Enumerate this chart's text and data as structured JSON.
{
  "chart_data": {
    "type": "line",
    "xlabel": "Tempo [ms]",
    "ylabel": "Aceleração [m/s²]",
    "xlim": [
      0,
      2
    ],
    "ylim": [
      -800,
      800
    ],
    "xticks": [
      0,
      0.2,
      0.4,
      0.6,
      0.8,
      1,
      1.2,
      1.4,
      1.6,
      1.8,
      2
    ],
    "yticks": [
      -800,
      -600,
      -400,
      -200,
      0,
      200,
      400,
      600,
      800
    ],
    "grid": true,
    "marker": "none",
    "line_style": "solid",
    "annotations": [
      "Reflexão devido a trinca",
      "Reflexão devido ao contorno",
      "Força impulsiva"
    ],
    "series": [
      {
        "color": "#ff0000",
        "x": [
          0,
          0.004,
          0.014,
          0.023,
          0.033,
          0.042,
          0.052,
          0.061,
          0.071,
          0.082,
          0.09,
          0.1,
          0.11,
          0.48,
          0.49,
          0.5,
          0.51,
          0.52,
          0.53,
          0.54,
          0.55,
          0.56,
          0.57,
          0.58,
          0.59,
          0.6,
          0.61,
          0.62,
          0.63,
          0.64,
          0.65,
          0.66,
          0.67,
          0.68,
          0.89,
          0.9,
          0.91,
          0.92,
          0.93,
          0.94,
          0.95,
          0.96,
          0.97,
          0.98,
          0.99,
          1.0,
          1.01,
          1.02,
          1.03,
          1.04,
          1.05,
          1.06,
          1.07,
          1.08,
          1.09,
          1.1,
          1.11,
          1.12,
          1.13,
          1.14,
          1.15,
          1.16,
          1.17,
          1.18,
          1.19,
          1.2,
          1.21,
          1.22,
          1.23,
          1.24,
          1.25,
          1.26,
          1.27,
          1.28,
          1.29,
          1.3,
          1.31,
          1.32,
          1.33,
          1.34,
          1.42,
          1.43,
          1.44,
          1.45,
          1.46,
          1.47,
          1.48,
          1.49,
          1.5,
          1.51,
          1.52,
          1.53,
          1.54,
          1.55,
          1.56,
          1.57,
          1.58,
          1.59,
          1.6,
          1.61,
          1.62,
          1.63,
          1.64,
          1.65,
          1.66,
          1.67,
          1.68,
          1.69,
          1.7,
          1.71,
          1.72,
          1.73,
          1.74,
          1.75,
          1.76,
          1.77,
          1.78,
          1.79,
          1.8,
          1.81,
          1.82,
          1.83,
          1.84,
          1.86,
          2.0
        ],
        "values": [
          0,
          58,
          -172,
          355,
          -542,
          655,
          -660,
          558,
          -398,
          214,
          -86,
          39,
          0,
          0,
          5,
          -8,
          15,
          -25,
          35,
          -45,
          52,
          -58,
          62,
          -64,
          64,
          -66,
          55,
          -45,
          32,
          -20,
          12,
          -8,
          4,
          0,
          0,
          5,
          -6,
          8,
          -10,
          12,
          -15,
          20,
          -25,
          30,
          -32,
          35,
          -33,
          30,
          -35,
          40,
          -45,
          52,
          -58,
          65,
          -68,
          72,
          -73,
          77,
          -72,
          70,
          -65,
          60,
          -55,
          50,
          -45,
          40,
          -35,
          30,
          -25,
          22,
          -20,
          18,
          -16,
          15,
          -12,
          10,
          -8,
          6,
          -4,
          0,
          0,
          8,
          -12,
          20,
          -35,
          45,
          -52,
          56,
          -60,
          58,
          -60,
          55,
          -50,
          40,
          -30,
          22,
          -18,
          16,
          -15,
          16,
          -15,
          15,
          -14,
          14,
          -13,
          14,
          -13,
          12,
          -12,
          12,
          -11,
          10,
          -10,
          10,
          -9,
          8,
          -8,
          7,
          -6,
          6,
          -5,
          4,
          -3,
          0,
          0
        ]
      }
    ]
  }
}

########

_THE EXERCISE_. In the material above, show every line where the word "Reflexão" turns up.

_RESPONSE BELOW_.
      "Reflexão devido a trinca",
      "Reflexão devido ao contorno",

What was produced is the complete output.